Passage shown:

** BEGIN **

We should recognize a distinction between intellectual and manual work, but at the same time understand them as poles of a continuum, with no separation of the two and with most work existing somewhere between the poles. No one can repair a furnace or farm a field or drive a truck without thinking. At the same time, writing a work of metaphysics involves, quite literally, manual activity. Although working with a computer is certainly less physically arduous than picking up hay bales or cement blocks with one’s hands, it can lead to “repetitive strain injury.” And, compared to watching a film or a football game, reading one more chapter or writing one more page at the end of a long day certainly seems like labor. Although reading and writing are often pleasurable, they require effort and can lead to mental fatigue. The domains of “intellectual” and “work” are not mutually exclusive. While some kinds of work are more intellectual than others, all human work is to some degree intellectual. As Smith and McBrien make the point, “To make manual labor specifically distinct from intellectual labor by reducing it to a mere mechanical exercise is to cease to consider it as human.”21

Rather than distinguishing various kinds of work with dichotomies such as intellectual and manual, or liberal and servile, it would be more helpful to distinguish them in terms of the different intellectual virtues. Wisdom, understanding, and science are virtues of the speculative intellect. The liberal arts involve these virtues. Art and prudence are virtues of the practical intellect. Workers who make things exercise the virtue of art. Public servants, lawyers, and administrators exercise the virtue of prudence. Different kinds of work involve different intellectual virtues. But all work involves the intellect.

** END **

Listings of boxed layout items
** BEGIN **

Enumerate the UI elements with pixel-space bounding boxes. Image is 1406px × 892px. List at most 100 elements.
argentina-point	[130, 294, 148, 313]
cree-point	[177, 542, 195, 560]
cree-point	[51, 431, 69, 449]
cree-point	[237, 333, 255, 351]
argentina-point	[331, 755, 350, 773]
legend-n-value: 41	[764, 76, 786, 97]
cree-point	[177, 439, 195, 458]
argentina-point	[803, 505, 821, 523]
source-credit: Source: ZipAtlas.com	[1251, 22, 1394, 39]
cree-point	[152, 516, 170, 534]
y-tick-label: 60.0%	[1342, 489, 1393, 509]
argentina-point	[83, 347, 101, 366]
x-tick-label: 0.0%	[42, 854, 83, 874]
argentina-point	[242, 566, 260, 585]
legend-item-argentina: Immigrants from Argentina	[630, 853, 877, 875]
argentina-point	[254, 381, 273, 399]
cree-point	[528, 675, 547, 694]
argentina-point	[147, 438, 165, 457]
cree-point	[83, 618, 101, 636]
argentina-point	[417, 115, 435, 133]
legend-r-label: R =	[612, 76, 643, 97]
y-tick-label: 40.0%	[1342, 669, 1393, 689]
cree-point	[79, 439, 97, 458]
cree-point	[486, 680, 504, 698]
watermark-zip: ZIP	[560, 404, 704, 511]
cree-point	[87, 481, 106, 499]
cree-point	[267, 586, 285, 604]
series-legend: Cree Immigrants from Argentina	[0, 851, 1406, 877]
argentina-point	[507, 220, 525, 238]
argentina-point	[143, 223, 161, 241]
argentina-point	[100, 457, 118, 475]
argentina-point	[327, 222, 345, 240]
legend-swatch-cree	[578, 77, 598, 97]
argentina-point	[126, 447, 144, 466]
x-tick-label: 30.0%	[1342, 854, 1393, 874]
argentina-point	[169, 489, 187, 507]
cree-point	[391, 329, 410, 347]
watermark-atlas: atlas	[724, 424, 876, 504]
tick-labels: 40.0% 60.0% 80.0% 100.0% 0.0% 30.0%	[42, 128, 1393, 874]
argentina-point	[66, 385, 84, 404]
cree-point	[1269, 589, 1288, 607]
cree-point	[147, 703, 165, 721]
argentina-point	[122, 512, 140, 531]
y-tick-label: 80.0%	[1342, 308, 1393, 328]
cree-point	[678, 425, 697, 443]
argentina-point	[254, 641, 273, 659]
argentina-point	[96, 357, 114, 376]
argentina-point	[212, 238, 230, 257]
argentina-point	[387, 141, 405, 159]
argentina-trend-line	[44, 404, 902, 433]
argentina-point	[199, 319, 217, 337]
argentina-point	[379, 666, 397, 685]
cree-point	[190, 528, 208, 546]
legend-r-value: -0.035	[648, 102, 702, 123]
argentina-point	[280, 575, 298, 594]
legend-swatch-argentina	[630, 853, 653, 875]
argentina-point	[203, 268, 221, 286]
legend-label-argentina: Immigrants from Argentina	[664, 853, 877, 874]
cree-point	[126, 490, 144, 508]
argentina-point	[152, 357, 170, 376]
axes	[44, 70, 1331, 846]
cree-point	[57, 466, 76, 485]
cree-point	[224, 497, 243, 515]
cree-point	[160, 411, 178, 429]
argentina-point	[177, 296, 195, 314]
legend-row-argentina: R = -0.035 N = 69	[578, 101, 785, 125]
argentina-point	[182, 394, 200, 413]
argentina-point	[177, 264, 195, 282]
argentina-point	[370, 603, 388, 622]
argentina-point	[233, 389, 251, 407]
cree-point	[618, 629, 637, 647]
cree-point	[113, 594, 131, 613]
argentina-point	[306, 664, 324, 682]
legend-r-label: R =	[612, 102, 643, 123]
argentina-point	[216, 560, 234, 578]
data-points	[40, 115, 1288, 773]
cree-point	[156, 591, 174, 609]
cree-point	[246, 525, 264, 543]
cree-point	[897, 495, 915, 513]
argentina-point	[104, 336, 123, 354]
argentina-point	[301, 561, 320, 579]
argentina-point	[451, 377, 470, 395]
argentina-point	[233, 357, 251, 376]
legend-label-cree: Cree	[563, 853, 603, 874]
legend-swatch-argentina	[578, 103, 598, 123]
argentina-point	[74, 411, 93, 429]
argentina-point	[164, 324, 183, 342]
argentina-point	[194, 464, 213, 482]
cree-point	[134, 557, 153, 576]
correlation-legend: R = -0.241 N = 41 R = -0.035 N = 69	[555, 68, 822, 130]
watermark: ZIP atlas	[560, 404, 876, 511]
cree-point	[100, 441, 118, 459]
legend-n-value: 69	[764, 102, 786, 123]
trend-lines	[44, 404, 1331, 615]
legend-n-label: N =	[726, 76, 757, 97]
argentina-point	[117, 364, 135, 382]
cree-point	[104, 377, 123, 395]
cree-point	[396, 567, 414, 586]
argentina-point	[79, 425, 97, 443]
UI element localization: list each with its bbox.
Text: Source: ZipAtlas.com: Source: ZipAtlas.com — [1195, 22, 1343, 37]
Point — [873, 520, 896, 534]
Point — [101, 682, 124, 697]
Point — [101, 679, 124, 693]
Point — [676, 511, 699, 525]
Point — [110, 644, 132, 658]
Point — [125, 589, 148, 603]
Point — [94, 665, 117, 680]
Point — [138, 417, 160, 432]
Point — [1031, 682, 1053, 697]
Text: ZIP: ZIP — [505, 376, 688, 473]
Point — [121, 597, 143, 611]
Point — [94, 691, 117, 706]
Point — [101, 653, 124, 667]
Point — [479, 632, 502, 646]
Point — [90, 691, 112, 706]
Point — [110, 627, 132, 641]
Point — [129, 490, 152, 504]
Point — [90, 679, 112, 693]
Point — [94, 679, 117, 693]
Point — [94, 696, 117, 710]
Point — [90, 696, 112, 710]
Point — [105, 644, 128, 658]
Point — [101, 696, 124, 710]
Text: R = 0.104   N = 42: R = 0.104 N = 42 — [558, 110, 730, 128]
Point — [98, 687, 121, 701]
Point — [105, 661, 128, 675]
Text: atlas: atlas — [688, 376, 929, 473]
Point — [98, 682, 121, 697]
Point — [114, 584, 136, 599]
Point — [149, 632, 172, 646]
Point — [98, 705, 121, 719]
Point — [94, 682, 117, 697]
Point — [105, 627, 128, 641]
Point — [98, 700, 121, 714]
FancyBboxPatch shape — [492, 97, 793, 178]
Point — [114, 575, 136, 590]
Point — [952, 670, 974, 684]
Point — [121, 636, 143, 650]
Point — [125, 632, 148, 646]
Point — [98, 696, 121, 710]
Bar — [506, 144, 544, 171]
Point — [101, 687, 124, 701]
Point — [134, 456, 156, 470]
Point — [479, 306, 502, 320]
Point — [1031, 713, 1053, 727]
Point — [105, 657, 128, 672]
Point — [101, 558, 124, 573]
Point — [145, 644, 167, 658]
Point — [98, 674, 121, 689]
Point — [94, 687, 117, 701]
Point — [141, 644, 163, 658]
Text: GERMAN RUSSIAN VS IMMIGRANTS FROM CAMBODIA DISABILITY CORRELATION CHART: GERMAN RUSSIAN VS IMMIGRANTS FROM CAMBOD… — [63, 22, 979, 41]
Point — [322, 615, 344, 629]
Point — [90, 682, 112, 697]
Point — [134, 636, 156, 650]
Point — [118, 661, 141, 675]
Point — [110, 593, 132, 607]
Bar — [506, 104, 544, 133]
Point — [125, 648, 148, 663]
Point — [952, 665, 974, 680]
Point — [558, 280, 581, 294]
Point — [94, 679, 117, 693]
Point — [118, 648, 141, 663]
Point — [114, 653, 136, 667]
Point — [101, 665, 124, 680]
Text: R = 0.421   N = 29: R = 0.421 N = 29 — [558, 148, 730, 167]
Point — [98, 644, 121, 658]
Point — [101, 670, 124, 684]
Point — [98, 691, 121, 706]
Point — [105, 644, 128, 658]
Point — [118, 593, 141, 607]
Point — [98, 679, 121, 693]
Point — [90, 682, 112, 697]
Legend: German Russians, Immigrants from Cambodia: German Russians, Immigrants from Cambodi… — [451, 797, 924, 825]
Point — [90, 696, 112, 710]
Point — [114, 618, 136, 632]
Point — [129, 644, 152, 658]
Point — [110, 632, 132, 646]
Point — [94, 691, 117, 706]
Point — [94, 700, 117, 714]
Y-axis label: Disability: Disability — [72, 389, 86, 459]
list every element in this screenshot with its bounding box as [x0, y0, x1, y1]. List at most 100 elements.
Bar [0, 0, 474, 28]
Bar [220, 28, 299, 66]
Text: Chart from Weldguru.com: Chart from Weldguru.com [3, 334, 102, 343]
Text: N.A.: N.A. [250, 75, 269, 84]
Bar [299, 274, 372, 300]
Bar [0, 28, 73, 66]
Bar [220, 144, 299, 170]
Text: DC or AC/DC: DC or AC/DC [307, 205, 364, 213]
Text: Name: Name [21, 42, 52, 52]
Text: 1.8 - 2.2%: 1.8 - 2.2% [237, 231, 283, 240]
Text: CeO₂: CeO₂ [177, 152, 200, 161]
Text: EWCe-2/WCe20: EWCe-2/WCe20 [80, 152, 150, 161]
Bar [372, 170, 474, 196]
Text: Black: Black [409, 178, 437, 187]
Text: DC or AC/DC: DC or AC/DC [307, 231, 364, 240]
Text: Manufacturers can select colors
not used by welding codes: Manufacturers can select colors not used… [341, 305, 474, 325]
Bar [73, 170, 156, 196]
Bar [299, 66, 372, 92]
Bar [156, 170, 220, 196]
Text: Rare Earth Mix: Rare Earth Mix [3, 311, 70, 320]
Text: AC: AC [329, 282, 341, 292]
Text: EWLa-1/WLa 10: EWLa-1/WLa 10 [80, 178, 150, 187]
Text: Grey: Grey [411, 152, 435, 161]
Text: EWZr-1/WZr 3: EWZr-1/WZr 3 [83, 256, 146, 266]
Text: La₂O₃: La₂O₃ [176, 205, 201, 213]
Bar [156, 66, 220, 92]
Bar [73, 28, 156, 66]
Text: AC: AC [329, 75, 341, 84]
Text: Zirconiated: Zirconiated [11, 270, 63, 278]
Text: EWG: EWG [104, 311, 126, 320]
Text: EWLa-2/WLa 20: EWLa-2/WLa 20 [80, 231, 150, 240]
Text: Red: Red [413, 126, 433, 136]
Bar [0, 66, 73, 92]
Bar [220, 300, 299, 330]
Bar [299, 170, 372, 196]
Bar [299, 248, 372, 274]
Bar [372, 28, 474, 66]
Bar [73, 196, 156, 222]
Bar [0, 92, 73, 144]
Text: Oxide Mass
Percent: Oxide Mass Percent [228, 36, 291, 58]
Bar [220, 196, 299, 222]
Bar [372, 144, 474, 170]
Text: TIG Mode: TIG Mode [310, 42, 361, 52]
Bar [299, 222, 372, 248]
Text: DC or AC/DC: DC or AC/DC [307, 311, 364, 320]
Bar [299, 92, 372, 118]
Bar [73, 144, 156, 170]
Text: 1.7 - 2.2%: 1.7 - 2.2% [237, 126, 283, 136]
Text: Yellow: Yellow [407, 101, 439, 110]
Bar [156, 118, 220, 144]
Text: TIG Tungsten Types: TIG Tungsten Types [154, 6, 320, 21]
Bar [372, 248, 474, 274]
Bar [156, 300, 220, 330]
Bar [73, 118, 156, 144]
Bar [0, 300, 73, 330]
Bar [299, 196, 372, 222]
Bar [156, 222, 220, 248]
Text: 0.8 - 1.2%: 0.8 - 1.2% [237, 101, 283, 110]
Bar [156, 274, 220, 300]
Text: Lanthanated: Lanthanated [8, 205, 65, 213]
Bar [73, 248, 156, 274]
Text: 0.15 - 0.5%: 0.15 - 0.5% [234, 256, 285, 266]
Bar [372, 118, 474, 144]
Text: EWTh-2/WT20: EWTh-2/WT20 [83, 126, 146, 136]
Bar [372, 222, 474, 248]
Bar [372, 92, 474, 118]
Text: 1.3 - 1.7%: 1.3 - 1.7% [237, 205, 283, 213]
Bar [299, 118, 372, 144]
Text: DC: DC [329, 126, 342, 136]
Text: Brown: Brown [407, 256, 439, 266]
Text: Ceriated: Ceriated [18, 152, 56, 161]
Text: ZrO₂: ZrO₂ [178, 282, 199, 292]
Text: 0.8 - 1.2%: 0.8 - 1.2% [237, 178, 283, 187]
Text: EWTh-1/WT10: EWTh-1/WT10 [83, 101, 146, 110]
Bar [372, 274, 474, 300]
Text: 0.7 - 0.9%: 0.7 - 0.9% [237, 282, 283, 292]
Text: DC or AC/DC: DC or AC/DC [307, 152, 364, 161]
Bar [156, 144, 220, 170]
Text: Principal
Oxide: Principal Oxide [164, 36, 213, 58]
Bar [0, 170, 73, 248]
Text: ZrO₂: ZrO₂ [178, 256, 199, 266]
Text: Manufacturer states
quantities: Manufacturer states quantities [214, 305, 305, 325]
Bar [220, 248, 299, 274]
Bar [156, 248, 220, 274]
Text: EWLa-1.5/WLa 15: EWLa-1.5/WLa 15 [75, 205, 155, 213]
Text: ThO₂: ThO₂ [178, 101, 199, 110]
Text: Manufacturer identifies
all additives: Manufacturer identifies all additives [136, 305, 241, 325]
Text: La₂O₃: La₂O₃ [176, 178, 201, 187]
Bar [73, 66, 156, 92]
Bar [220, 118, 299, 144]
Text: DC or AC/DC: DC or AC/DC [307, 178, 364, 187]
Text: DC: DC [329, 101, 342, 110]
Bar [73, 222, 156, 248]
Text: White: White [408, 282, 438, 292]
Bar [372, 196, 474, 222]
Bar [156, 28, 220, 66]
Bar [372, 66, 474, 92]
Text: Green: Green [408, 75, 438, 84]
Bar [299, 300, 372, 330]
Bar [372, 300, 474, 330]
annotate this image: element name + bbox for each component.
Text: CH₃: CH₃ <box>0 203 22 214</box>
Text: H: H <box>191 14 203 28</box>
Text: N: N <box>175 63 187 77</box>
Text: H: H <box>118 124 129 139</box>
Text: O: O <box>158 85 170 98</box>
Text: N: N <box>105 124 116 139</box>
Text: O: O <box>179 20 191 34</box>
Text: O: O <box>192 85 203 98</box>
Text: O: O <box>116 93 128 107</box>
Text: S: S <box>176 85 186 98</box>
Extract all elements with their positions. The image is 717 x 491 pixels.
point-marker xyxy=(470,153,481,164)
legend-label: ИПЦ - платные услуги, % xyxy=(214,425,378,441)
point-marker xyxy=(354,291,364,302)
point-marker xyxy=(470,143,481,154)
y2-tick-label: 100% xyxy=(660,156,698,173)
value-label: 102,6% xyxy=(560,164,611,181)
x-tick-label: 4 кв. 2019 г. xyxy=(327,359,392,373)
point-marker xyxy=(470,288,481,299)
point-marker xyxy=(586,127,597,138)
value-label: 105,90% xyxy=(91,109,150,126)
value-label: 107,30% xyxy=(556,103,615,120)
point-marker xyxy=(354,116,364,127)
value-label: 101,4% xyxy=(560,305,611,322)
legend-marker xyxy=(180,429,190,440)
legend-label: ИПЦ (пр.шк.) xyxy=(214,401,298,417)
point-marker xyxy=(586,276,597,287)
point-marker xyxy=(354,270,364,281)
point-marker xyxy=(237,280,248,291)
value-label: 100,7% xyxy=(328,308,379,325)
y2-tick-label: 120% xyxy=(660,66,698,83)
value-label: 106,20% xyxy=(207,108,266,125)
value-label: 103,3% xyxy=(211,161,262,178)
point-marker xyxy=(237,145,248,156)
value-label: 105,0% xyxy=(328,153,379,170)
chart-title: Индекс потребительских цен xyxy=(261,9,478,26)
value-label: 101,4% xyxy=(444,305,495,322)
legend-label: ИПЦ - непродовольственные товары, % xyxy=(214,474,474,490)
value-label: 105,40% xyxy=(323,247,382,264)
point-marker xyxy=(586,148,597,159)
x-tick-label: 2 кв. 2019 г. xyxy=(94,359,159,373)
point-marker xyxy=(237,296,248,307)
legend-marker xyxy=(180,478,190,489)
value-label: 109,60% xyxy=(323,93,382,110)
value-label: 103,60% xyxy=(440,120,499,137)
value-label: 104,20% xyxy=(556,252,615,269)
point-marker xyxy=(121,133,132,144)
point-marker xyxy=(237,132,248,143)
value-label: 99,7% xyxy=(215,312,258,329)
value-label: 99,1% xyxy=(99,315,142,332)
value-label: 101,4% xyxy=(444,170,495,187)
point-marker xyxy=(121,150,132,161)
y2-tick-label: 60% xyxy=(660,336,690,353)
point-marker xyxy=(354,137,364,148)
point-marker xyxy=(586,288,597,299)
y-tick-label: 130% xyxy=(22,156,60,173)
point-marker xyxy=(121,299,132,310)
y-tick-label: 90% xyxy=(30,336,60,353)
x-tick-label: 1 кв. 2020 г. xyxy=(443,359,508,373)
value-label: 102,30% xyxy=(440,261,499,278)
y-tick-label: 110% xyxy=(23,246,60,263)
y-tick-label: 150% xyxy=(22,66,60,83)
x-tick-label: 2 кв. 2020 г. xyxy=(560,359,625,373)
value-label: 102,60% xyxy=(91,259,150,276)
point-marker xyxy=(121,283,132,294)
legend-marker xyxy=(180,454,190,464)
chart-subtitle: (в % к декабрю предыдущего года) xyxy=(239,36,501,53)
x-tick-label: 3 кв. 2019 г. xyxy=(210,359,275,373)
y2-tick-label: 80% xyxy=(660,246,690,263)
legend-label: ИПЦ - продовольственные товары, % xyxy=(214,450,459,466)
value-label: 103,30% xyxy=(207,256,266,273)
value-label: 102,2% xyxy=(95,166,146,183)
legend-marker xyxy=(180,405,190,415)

** END **

What to do:
Answer these questions from the passage on intellectual and manual work:
(a) What injury does the passage say working with a computer can lead to?
(b) Which two virtues of the practical intellect does the passage name?
(c) Which workers does the passage say exercise the virtue of prudence?

Task result:
(a) Repetitive strain injury.
(b) Art and prudence.
(c) Public servants, lawyers, and administrators.